_Instruction:_ Write out all the entries word for word, but skip any images.

+++ Given records

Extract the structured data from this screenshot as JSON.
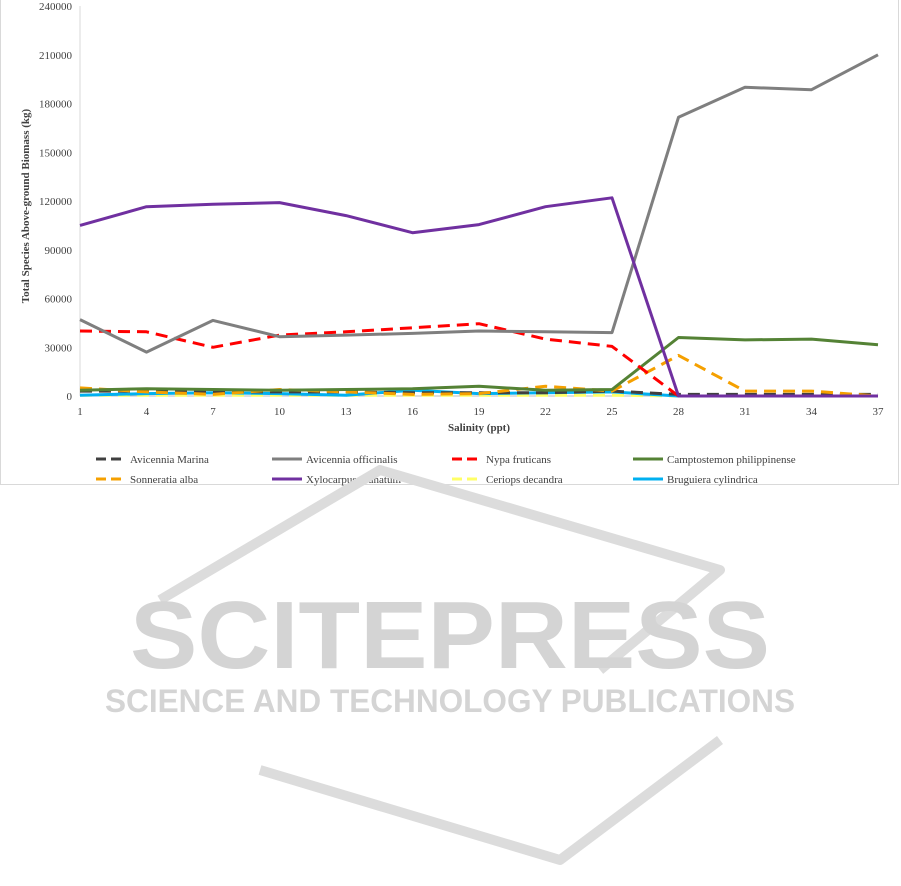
{
  "chart_data": {
    "type": "line",
    "title": "",
    "xlabel": "Salinity (ppt)",
    "ylabel": "Total Species Above-ground Biomass (kg)",
    "x": [
      1,
      4,
      7,
      10,
      13,
      16,
      19,
      22,
      25,
      28,
      31,
      34,
      37
    ],
    "ylim": [
      0,
      240000
    ],
    "yticks": [
      0,
      30000,
      60000,
      90000,
      120000,
      150000,
      180000,
      210000,
      240000
    ],
    "grid": false,
    "legend_position": "bottom",
    "series": [
      {
        "name": "Avicennia Marina",
        "color": "#404040",
        "dash": "dashed",
        "values": [
          3000,
          3000,
          2500,
          2500,
          2500,
          2000,
          2000,
          2000,
          3000,
          1000,
          1000,
          1000,
          1000
        ]
      },
      {
        "name": "Avicennia officinalis",
        "color": "#7f7f7f",
        "dash": "solid",
        "values": [
          47000,
          27000,
          46500,
          36500,
          37500,
          38500,
          40000,
          39500,
          39000,
          171500,
          190000,
          188500,
          210000
        ]
      },
      {
        "name": "Nypa fruticans",
        "color": "#ff0000",
        "dash": "dashed",
        "values": [
          40000,
          39500,
          30000,
          37500,
          39500,
          42000,
          44500,
          35000,
          30500,
          0,
          0,
          0,
          0
        ]
      },
      {
        "name": "Camptostemon philippinense",
        "color": "#548235",
        "dash": "solid",
        "values": [
          3500,
          4500,
          4000,
          3500,
          4000,
          4500,
          6000,
          3500,
          4000,
          36000,
          34500,
          35000,
          31500
        ]
      },
      {
        "name": "Sonneratia alba",
        "color": "#f5a000",
        "dash": "dashed",
        "values": [
          5000,
          2500,
          1000,
          4000,
          2500,
          1000,
          1500,
          6000,
          3000,
          25000,
          3000,
          3000,
          0
        ]
      },
      {
        "name": "Xylocarpus granatum",
        "color": "#7030a0",
        "dash": "solid",
        "values": [
          105000,
          116500,
          118000,
          119000,
          111000,
          100500,
          105500,
          116500,
          122000,
          0,
          0,
          0,
          0
        ]
      },
      {
        "name": "Ceriops decandra",
        "color": "#ffff66",
        "dash": "dashed",
        "values": [
          500,
          500,
          500,
          500,
          500,
          500,
          500,
          500,
          500,
          0,
          0,
          0,
          0
        ]
      },
      {
        "name": "Bruguiera cylindrica",
        "color": "#00b0f0",
        "dash": "solid",
        "values": [
          500,
          1500,
          2000,
          1500,
          500,
          3500,
          1500,
          2000,
          2500,
          0,
          0,
          0,
          0
        ]
      }
    ]
  },
  "watermark": {
    "main": "SCITEPRESS",
    "sub": "SCIENCE AND TECHNOLOGY PUBLICATIONS"
  }
}
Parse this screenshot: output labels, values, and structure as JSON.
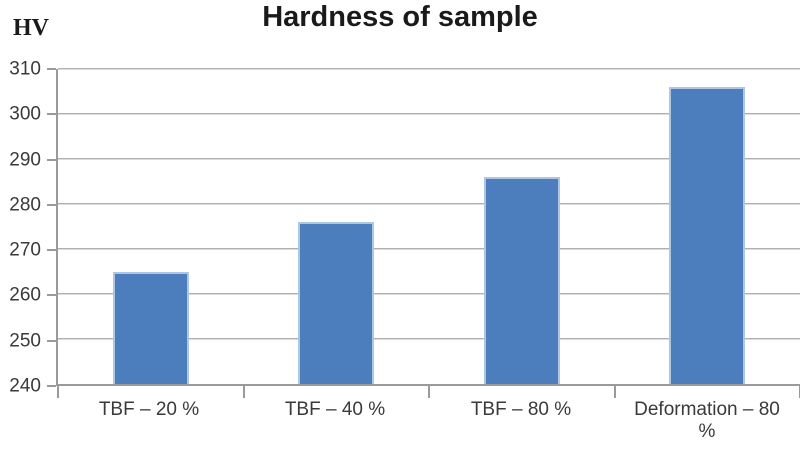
{
  "chart_data": {
    "type": "bar",
    "title": "Hardness of sample",
    "y_axis_title": "HV",
    "categories": [
      "TBF – 20 %",
      "TBF – 40 %",
      "TBF – 80 %",
      "Deformation – 80 %"
    ],
    "values": [
      265,
      276,
      286,
      306
    ],
    "ylim": [
      240,
      310
    ],
    "yticks": [
      240,
      250,
      260,
      270,
      280,
      290,
      300,
      310
    ],
    "xlabel": "",
    "ylabel": "HV",
    "grid": true,
    "legend": false,
    "colors": {
      "bar_fill": "#4c7ebd",
      "bar_border": "#adc6e3",
      "gridline": "#b0b0b0",
      "axis": "#9a9a9a",
      "tick_text": "#3a3a3a",
      "title_text": "#1a1a1a"
    }
  }
}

++++++

_Output for this task:_
Extract the structured data from this screenshot as JSON.
{
  "chart_data": {
    "type": "line",
    "title": "",
    "xlabel": "Salinity (ppt)",
    "ylabel": "Total Species Above-ground Biomass (kg)",
    "x": [
      1,
      4,
      7,
      10,
      13,
      16,
      19,
      22,
      25,
      28,
      31,
      34,
      37
    ],
    "ylim": [
      0,
      240000
    ],
    "yticks": [
      0,
      30000,
      60000,
      90000,
      120000,
      150000,
      180000,
      210000,
      240000
    ],
    "grid": false,
    "legend_position": "bottom",
    "series": [
      {
        "name": "Avicennia Marina",
        "color": "#404040",
        "dash": "dashed",
        "values": [
          3000,
          3000,
          2500,
          2500,
          2500,
          2000,
          2000,
          2000,
          3000,
          1000,
          1000,
          1000,
          1000
        ]
      },
      {
        "name": "Avicennia officinalis",
        "color": "#7f7f7f",
        "dash": "solid",
        "values": [
          47000,
          27000,
          46500,
          36500,
          37500,
          38500,
          40000,
          39500,
          39000,
          171500,
          190000,
          188500,
          210000
        ]
      },
      {
        "name": "Nypa fruticans",
        "color": "#ff0000",
        "dash": "dashed",
        "values": [
          40000,
          39500,
          30000,
          37500,
          39500,
          42000,
          44500,
          35000,
          30500,
          0,
          0,
          0,
          0
        ]
      },
      {
        "name": "Camptostemon philippinense",
        "color": "#548235",
        "dash": "solid",
        "values": [
          3500,
          4500,
          4000,
          3500,
          4000,
          4500,
          6000,
          3500,
          4000,
          36000,
          34500,
          35000,
          31500
        ]
      },
      {
        "name": "Sonneratia alba",
        "color": "#f5a000",
        "dash": "dashed",
        "values": [
          5000,
          2500,
          1000,
          4000,
          2500,
          1000,
          1500,
          6000,
          3000,
          25000,
          3000,
          3000,
          0
        ]
      },
      {
        "name": "Xylocarpus granatum",
        "color": "#7030a0",
        "dash": "solid",
        "values": [
          105000,
          116500,
          118000,
          119000,
          111000,
          100500,
          105500,
          116500,
          122000,
          0,
          0,
          0,
          0
        ]
      },
      {
        "name": "Ceriops decandra",
        "color": "#ffff66",
        "dash": "dashed",
        "values": [
          500,
          500,
          500,
          500,
          500,
          500,
          500,
          500,
          500,
          0,
          0,
          0,
          0
        ]
      },
      {
        "name": "Bruguiera cylindrica",
        "color": "#00b0f0",
        "dash": "solid",
        "values": [
          500,
          1500,
          2000,
          1500,
          500,
          3500,
          1500,
          2000,
          2500,
          0,
          0,
          0,
          0
        ]
      }
    ]
  },
  "watermark": {
    "main": "SCITEPRESS",
    "sub": "SCIENCE AND TECHNOLOGY PUBLICATIONS"
  }
}
Parse this screenshot: output labels, values, and structure as JSON.
{
  "chart_data": {
    "type": "bar",
    "title": "Hardness of sample",
    "y_axis_title": "HV",
    "categories": [
      "TBF – 20 %",
      "TBF – 40 %",
      "TBF – 80 %",
      "Deformation – 80 %"
    ],
    "values": [
      265,
      276,
      286,
      306
    ],
    "ylim": [
      240,
      310
    ],
    "yticks": [
      240,
      250,
      260,
      270,
      280,
      290,
      300,
      310
    ],
    "xlabel": "",
    "ylabel": "HV",
    "grid": true,
    "legend": false,
    "colors": {
      "bar_fill": "#4c7ebd",
      "bar_border": "#adc6e3",
      "gridline": "#b0b0b0",
      "axis": "#9a9a9a",
      "tick_text": "#3a3a3a",
      "title_text": "#1a1a1a"
    }
  }
}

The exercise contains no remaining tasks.